_Written instruction:_
Please pull out every line that includes the string "onces".
* BEGIN Data entries *
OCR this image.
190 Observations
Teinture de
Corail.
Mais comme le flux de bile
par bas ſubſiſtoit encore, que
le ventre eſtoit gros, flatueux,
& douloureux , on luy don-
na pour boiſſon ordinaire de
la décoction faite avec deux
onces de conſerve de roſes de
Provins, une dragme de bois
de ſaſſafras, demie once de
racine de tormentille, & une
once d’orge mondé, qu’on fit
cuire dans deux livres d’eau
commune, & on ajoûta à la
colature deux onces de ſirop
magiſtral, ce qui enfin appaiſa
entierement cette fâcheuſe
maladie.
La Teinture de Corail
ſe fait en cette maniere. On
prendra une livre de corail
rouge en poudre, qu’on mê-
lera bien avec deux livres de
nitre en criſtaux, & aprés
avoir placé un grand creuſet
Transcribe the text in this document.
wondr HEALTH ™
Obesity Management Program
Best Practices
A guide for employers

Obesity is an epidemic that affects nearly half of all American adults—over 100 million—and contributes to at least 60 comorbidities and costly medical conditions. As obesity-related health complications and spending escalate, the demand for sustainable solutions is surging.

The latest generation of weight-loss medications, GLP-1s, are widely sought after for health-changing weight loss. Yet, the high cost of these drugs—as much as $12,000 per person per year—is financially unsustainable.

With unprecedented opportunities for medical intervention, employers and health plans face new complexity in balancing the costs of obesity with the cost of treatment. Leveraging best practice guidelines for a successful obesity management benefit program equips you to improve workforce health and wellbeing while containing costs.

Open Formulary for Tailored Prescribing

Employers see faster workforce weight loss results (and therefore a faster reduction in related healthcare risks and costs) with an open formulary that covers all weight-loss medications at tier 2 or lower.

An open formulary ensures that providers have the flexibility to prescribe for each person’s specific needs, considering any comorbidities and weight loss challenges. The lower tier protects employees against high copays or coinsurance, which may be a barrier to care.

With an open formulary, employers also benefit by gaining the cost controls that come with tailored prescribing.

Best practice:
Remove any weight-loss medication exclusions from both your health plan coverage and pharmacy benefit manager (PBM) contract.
* END Data entries *
_Solution to the problem:_
onces de conſerve de roſes de
colature deux onces de ſirop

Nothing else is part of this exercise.